LISTING –
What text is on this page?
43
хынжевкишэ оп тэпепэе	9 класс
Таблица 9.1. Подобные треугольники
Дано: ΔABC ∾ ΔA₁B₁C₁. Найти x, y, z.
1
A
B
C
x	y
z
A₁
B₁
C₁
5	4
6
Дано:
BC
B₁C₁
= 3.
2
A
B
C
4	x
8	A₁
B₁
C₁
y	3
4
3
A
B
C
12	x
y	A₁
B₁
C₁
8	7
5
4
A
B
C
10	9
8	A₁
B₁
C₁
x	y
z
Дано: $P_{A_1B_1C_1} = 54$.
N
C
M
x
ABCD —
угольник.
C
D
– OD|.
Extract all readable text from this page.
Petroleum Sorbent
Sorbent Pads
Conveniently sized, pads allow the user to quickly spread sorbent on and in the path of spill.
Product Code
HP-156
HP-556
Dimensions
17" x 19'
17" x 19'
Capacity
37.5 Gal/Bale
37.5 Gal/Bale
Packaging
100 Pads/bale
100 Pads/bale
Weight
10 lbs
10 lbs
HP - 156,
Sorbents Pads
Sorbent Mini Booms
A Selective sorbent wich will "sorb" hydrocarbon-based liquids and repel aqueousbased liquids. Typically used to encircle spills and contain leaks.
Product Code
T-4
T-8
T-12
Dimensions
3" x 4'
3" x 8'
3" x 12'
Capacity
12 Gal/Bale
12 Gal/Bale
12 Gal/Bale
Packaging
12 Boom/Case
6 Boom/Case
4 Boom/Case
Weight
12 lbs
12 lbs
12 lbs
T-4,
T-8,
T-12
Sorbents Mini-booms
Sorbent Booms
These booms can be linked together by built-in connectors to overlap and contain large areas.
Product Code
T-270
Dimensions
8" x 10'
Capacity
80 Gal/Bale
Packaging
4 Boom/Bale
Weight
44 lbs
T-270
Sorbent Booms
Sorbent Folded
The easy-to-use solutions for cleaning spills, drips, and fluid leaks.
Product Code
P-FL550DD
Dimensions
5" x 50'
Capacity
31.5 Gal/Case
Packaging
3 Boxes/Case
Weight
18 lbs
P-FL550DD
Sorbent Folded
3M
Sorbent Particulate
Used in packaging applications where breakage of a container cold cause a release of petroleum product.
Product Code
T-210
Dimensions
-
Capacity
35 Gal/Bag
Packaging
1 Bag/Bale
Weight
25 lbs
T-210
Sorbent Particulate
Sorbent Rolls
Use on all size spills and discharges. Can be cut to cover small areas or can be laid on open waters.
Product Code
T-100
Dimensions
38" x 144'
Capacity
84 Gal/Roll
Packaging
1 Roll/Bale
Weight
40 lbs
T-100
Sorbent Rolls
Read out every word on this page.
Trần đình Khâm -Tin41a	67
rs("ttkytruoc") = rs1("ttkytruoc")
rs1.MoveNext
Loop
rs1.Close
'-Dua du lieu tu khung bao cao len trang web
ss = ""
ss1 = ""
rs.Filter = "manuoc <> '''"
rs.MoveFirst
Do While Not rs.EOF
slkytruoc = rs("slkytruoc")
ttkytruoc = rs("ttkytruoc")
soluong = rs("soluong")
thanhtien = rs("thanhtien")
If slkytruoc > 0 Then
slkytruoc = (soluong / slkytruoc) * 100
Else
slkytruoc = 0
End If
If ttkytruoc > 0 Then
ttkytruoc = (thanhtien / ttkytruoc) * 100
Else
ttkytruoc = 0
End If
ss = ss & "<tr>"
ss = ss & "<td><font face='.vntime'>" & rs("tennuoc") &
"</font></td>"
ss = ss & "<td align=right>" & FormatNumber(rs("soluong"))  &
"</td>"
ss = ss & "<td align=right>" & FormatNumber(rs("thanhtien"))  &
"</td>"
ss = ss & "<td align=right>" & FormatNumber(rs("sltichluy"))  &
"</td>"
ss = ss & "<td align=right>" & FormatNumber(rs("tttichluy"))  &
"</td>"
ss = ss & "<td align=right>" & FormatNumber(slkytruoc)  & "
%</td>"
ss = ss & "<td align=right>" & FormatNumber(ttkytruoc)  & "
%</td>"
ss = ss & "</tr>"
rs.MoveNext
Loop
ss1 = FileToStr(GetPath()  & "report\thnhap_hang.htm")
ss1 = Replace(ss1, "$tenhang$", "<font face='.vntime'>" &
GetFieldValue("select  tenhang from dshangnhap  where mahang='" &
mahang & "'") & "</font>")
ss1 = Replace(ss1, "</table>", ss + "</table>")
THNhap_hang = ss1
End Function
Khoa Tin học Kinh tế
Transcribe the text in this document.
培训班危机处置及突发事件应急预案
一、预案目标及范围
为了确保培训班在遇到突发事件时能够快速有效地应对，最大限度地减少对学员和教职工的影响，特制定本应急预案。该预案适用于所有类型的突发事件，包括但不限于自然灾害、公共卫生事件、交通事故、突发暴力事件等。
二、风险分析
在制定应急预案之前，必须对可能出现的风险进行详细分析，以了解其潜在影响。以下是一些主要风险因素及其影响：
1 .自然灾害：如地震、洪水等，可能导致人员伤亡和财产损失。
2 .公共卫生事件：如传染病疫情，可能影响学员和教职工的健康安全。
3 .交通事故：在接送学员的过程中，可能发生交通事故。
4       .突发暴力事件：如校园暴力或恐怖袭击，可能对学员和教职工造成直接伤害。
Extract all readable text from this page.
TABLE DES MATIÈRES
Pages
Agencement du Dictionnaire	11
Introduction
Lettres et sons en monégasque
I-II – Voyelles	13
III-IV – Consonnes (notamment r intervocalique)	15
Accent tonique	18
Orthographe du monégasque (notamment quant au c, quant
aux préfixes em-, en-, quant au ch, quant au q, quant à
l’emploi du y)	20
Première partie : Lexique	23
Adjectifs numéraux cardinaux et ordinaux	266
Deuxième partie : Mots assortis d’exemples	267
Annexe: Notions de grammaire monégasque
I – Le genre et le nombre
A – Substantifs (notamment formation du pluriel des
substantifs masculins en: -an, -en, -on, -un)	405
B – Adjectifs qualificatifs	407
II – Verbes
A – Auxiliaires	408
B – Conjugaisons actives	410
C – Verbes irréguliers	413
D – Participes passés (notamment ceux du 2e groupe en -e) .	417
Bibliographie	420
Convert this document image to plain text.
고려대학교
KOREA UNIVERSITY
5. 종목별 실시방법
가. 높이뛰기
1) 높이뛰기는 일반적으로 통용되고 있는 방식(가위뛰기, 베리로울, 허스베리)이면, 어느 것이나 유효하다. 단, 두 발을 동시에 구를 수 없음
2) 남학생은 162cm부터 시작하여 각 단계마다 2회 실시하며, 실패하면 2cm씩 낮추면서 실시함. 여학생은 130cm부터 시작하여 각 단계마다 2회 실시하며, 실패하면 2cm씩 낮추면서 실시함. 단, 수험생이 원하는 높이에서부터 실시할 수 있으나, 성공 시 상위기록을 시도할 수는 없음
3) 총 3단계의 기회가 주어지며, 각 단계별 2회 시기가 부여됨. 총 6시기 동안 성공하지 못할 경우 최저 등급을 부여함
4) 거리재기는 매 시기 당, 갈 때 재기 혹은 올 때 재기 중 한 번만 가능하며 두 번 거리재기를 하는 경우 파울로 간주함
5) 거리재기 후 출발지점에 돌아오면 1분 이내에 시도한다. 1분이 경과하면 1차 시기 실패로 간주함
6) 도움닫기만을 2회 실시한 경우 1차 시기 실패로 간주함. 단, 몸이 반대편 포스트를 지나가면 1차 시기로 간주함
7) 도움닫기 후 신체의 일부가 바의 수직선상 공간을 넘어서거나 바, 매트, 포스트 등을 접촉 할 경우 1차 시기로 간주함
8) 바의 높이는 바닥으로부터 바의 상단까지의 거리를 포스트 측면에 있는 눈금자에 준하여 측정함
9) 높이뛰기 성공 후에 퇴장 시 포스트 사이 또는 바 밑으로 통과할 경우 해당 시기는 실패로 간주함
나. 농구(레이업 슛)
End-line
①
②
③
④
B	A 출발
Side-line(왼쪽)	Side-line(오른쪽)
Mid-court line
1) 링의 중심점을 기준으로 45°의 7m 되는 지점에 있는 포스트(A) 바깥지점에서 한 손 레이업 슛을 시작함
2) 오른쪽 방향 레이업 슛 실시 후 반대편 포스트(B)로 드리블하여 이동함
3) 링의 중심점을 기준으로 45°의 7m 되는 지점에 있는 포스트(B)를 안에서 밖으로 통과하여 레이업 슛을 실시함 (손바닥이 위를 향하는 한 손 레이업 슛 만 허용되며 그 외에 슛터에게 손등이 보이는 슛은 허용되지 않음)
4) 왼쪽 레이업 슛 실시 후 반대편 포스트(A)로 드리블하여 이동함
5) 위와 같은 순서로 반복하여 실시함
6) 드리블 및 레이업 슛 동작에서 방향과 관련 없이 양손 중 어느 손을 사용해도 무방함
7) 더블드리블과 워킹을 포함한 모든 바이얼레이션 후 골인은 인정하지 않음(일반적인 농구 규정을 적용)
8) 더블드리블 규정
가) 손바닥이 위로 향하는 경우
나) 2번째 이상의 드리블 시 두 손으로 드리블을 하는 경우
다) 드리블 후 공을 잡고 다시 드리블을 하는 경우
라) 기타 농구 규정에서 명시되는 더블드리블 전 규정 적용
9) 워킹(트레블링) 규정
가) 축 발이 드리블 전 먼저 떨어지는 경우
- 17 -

WRITTEN REQUEST –
Scan the lines for the string "monégasque". Pick out every line that has it.

RESULT FOR THIS TASK –
Lettres et sons en monégasque
Orthographe du monégasque (notamment quant au c, quant
Annexe: Notions de grammaire monégasque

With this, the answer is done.